Output the full listing below exactly, without the pictures.
──────── Material to process ────────
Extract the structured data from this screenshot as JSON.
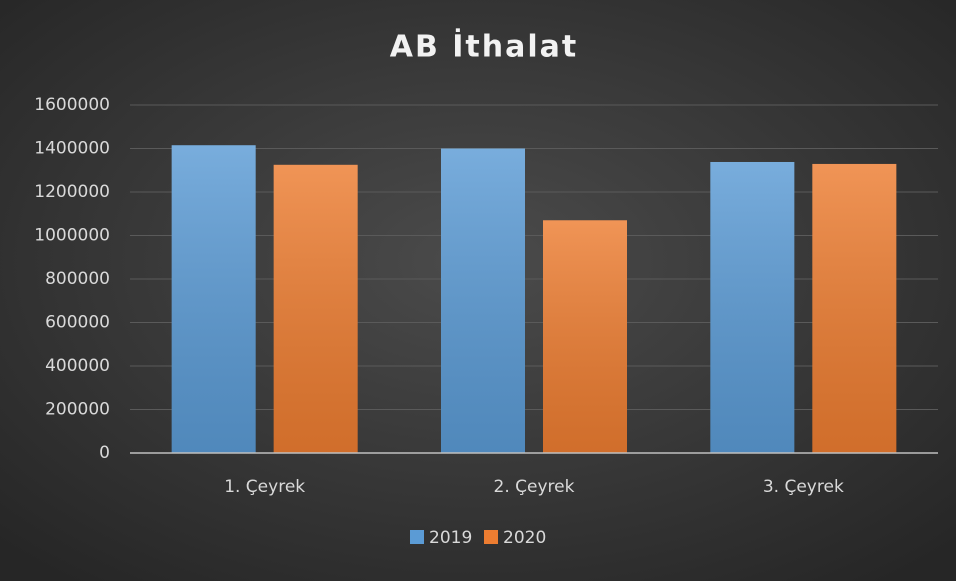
{
  "chart_data": {
    "type": "bar",
    "title": "AB İthalat",
    "categories": [
      "1. Çeyrek",
      "2. Çeyrek",
      "3. Çeyrek"
    ],
    "series": [
      {
        "name": "2019",
        "color": "#5b9bd5",
        "values": [
          1415000,
          1400000,
          1338000
        ]
      },
      {
        "name": "2020",
        "color": "#ed7d31",
        "values": [
          1325000,
          1070000,
          1329000
        ]
      }
    ],
    "ylim": [
      0,
      1600000
    ],
    "yticks": [
      0,
      200000,
      400000,
      600000,
      800000,
      1000000,
      1200000,
      1400000,
      1600000
    ],
    "grid": true,
    "legend": "bottom"
  }
}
────────
Output of the task:
Extract the structured data from this screenshot as JSON.
{
  "chart_data": {
    "type": "bar",
    "title": "AB İthalat",
    "categories": [
      "1. Çeyrek",
      "2. Çeyrek",
      "3. Çeyrek"
    ],
    "series": [
      {
        "name": "2019",
        "color": "#5b9bd5",
        "values": [
          1415000,
          1400000,
          1338000
        ]
      },
      {
        "name": "2020",
        "color": "#ed7d31",
        "values": [
          1325000,
          1070000,
          1329000
        ]
      }
    ],
    "ylim": [
      0,
      1600000
    ],
    "yticks": [
      0,
      200000,
      400000,
      600000,
      800000,
      1000000,
      1200000,
      1400000,
      1600000
    ],
    "grid": true,
    "legend": "bottom"
  }
}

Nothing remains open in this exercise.